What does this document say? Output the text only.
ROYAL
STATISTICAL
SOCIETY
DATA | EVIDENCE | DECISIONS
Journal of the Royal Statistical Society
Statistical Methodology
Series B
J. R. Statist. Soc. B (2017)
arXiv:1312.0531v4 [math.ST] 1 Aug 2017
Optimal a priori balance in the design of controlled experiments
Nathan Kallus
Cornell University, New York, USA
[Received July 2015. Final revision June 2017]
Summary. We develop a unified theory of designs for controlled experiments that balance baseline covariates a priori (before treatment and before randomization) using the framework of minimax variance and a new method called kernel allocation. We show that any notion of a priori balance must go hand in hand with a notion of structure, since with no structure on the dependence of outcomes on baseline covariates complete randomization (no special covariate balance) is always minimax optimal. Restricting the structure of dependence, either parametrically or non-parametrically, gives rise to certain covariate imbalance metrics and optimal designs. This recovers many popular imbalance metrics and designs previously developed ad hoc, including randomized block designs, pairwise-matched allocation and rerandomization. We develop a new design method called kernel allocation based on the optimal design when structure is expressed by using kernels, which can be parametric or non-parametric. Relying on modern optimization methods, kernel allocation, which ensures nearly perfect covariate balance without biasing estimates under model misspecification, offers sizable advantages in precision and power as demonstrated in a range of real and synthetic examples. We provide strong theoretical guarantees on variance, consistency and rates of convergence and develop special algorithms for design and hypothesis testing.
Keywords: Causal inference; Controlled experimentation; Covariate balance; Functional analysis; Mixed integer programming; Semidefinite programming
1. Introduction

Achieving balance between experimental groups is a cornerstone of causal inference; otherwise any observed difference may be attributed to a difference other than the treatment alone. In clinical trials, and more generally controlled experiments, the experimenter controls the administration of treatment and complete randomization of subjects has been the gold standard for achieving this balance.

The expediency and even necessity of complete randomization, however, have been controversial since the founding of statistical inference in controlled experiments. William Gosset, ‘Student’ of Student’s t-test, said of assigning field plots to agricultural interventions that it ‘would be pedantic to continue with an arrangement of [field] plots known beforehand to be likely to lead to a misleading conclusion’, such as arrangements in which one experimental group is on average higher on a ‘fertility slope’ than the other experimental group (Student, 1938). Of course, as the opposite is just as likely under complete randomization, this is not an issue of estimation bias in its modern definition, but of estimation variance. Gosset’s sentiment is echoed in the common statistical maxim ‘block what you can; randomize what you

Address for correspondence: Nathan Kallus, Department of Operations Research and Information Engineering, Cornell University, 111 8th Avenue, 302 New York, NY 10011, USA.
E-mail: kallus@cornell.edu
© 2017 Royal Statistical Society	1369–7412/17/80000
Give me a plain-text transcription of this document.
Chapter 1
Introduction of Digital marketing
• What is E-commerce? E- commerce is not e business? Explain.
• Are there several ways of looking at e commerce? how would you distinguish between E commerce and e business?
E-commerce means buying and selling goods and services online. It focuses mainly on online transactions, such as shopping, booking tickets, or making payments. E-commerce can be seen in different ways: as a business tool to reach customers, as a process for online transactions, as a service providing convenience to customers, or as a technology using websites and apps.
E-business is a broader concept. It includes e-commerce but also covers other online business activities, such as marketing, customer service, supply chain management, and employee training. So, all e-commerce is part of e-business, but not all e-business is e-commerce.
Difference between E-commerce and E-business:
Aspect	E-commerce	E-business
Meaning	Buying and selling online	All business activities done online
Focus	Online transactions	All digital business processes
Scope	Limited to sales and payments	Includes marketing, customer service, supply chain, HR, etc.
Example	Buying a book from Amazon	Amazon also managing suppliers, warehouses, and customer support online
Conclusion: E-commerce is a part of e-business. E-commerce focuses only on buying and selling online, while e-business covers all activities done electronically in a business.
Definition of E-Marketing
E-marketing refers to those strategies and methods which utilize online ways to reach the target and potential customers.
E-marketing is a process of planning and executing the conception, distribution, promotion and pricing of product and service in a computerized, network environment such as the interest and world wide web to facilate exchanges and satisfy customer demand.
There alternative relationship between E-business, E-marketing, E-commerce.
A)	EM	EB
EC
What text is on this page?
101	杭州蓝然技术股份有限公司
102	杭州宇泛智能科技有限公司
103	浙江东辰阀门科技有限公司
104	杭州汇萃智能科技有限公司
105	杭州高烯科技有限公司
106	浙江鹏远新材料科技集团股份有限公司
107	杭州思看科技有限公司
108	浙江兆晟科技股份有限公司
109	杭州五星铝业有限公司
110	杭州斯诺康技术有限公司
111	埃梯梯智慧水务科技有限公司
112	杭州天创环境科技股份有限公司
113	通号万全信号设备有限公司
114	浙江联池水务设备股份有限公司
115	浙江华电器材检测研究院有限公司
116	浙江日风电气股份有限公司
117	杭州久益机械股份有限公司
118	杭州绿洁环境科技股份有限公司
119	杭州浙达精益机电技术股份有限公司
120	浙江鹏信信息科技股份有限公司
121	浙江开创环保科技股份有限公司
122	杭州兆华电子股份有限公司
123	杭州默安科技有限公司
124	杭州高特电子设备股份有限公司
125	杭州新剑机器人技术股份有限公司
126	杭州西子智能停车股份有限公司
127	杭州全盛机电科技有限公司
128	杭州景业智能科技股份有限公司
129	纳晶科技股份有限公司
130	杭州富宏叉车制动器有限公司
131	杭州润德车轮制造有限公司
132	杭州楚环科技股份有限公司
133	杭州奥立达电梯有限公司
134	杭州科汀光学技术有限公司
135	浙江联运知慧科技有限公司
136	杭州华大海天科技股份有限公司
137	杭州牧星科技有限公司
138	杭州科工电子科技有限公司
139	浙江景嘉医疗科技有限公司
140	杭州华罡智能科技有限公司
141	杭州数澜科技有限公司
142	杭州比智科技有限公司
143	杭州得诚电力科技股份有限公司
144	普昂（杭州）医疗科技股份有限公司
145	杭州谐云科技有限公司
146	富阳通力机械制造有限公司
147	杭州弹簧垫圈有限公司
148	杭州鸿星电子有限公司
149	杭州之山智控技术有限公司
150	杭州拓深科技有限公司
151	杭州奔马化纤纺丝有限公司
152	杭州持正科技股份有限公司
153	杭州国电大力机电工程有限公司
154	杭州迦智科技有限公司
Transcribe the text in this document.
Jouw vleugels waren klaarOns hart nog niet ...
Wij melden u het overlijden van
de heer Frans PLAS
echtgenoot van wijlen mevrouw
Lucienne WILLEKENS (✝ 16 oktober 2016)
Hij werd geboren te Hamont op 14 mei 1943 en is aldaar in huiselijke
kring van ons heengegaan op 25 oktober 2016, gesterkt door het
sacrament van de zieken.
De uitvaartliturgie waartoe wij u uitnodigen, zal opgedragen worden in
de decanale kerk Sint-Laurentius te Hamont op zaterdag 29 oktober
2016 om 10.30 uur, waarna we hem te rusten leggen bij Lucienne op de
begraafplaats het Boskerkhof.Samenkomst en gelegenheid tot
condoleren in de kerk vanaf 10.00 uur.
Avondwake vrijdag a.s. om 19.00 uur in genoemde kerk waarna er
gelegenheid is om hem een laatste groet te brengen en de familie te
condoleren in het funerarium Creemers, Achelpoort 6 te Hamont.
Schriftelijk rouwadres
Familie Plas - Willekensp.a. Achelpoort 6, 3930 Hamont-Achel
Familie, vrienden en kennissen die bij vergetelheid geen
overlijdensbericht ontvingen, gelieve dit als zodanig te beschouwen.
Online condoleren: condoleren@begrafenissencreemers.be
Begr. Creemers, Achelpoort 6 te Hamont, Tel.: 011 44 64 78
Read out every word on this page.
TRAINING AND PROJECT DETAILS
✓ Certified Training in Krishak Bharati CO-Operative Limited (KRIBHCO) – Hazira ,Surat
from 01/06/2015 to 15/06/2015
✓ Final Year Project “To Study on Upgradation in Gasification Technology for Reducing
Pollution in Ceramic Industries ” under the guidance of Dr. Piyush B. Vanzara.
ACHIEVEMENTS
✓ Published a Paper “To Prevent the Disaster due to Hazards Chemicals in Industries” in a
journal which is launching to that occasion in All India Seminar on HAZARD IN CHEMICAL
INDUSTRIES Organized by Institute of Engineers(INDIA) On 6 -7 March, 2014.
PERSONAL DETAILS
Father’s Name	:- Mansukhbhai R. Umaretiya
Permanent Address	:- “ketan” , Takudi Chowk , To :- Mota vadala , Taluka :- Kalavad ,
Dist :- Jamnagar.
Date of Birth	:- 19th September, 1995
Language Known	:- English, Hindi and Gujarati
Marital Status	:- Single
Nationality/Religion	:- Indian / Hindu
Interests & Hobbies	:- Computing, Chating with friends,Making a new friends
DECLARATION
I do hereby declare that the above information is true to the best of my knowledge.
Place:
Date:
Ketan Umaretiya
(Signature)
# # # # # # #
* **Stated exercise**
Return every line above in which the string "waarna" occurs.

* **Answer for the task**
2016 om 10.30 uur, waarna we hem te rusten leggen bij Lucienne op de
Avondwake vrijdag a.s. om 19.00 uur in genoemde kerk waarna er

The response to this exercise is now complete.